• WRITTEN INSTRUCTION:
Check each line of the material below, and copy it if it holds the string "this".

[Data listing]
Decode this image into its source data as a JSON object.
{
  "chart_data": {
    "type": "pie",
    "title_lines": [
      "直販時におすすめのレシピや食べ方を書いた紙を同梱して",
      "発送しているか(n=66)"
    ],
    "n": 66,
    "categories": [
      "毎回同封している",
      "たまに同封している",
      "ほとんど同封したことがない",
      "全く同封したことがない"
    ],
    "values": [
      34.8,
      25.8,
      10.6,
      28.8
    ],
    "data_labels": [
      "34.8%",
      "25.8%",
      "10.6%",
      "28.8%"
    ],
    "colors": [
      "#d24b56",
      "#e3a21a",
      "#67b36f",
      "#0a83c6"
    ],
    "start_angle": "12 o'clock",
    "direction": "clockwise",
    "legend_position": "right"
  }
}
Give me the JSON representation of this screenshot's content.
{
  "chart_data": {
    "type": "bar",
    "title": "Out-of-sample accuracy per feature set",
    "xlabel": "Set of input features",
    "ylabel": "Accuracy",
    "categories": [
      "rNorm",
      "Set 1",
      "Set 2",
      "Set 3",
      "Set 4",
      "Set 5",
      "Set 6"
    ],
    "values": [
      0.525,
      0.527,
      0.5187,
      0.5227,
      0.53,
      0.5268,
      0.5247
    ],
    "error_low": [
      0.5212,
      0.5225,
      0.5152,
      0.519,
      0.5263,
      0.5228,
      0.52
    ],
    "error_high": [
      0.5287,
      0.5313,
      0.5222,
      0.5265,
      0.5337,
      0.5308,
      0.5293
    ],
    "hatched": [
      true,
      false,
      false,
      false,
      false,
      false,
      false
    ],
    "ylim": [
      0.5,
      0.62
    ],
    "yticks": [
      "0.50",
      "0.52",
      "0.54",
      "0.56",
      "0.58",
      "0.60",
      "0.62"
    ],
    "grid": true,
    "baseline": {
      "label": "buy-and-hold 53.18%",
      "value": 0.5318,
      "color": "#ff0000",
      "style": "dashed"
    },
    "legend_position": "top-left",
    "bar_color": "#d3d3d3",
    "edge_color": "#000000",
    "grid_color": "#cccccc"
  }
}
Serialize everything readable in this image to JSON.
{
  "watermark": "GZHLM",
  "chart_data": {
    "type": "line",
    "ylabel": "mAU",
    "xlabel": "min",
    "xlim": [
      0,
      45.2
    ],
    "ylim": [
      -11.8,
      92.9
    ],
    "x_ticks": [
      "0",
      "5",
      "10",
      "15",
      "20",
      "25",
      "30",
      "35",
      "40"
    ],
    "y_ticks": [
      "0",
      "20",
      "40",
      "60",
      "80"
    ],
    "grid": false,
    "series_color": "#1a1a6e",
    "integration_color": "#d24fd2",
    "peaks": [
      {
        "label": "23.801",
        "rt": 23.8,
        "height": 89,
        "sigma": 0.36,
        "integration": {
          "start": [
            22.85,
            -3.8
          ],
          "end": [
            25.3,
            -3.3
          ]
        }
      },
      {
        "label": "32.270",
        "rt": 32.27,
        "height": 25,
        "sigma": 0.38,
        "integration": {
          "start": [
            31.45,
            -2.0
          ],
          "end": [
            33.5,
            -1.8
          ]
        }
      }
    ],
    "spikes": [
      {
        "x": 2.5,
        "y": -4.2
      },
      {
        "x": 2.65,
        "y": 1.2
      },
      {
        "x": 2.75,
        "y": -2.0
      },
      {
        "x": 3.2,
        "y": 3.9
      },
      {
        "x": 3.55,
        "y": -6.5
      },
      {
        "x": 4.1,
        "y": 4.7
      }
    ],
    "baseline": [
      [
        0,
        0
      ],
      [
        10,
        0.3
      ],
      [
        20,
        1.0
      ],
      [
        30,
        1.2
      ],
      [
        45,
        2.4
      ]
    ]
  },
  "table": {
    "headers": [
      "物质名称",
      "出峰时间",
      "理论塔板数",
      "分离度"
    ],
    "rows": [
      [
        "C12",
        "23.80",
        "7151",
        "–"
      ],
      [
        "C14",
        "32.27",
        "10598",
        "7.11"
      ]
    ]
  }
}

• RESPONSE BELOW:
Decode this image into its source data as a JSON object.
Give me the JSON representation of this screenshot's content.
Serialize everything readable in this image to JSON.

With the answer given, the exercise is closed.